▶ **EXERCISE DESCRIPTION**: Type out all the records word for word. Any pictures are to be left out.

▶ **DATA ENTRIES**:
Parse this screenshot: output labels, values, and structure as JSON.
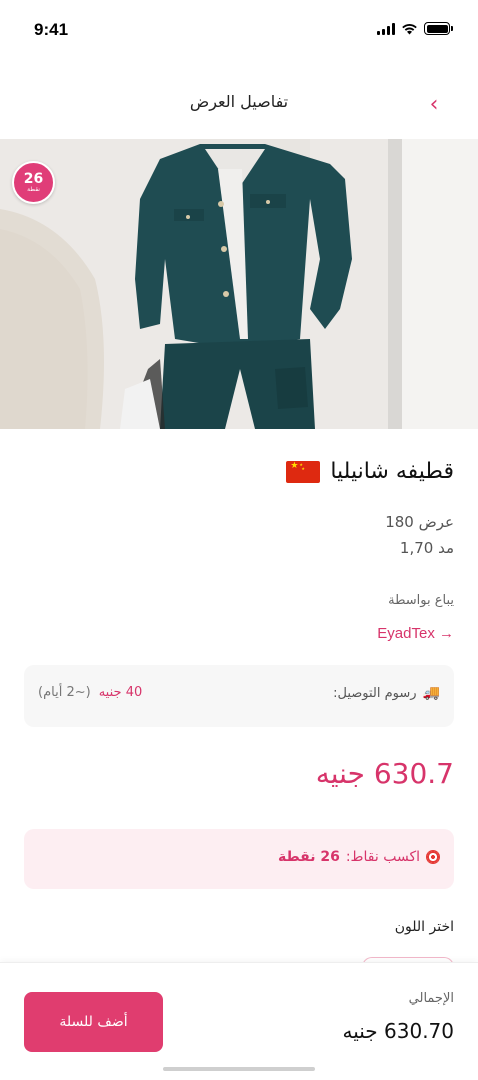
{
  "status_bar": {
    "time": "9:41"
  },
  "header": {
    "title": "تفاصيل العرض",
    "back_glyph": "‹"
  },
  "hero": {
    "points_badge_value": "26",
    "points_badge_label": "نقطة"
  },
  "product": {
    "title": "قطيفه شانيليا",
    "flag": "china-flag",
    "width_spec": "عرض 180",
    "length_spec": "مد 1,70",
    "sold_by_label": "يباع بواسطة",
    "seller_name": "EyadTex →"
  },
  "delivery": {
    "label": "رسوم التوصيل:",
    "fee": "40 جنيه",
    "days": "(~2 أيام)"
  },
  "price": "630.7 جنيه",
  "points": {
    "label": "اكسب نقاط:",
    "value": "26 نقطة"
  },
  "color_section": {
    "label": "اختر اللون"
  },
  "bottom_bar": {
    "add_to_cart_label": "أضف للسلة",
    "total_label": "الإجمالي",
    "total_value": "630.70 جنيه"
  },
  "colors": {
    "accent": "#d7346a",
    "button": "#e03d6f",
    "points_bg": "#fdeef2"
  }
}
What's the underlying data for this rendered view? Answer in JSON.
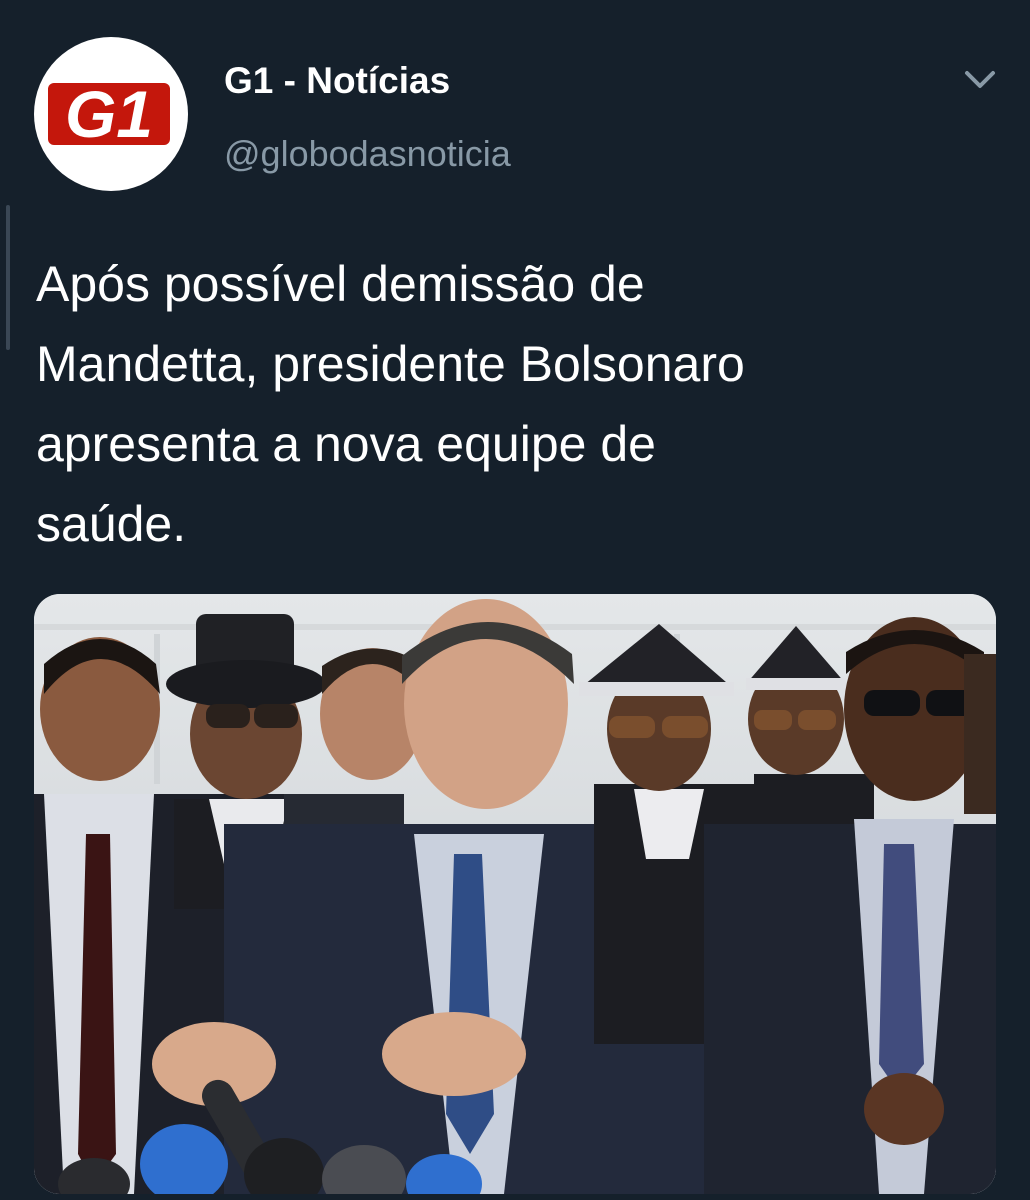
{
  "tweet": {
    "display_name": "G1 - Notícias",
    "handle": "@globodasnoticia",
    "avatar_icon": "g1-logo",
    "avatar_text": "G1",
    "menu_icon": "chevron-down-icon",
    "text_lines": [
      "Após possível demissão de",
      "Mandetta, presidente Bolsonaro",
      "apresenta a nova equipe de",
      "saúde."
    ]
  },
  "colors": {
    "background": "#15202b",
    "name_text": "#ffffff",
    "handle_text": "#8899a6",
    "g1_red": "#c4170c"
  }
}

▶ **THE REPLY**:
Parse this screenshot: output labels, values, and structure as JSON.
{
  "status_bar": {
    "time": "9:41"
  },
  "header": {
    "title": "تفاصيل العرض",
    "back_glyph": "‹"
  },
  "hero": {
    "points_badge_value": "26",
    "points_badge_label": "نقطة"
  },
  "product": {
    "title": "قطيفه شانيليا",
    "flag": "china-flag",
    "width_spec": "عرض 180",
    "length_spec": "مد 1,70",
    "sold_by_label": "يباع بواسطة",
    "seller_name": "EyadTex →"
  },
  "delivery": {
    "label": "رسوم التوصيل:",
    "fee": "40 جنيه",
    "days": "(~2 أيام)"
  },
  "price": "630.7 جنيه",
  "points": {
    "label": "اكسب نقاط:",
    "value": "26 نقطة"
  },
  "color_section": {
    "label": "اختر اللون"
  },
  "bottom_bar": {
    "add_to_cart_label": "أضف للسلة",
    "total_label": "الإجمالي",
    "total_value": "630.70 جنيه"
  },
  "colors": {
    "accent": "#d7346a",
    "button": "#e03d6f",
    "points_bg": "#fdeef2"
  }
}
What's the underlying data for this rendered view? Answer in JSON.
{
  "tweet": {
    "display_name": "G1 - Notícias",
    "handle": "@globodasnoticia",
    "avatar_icon": "g1-logo",
    "avatar_text": "G1",
    "menu_icon": "chevron-down-icon",
    "text_lines": [
      "Após possível demissão de",
      "Mandetta, presidente Bolsonaro",
      "apresenta a nova equipe de",
      "saúde."
    ]
  },
  "colors": {
    "background": "#15202b",
    "name_text": "#ffffff",
    "handle_text": "#8899a6",
    "g1_red": "#c4170c"
  }
}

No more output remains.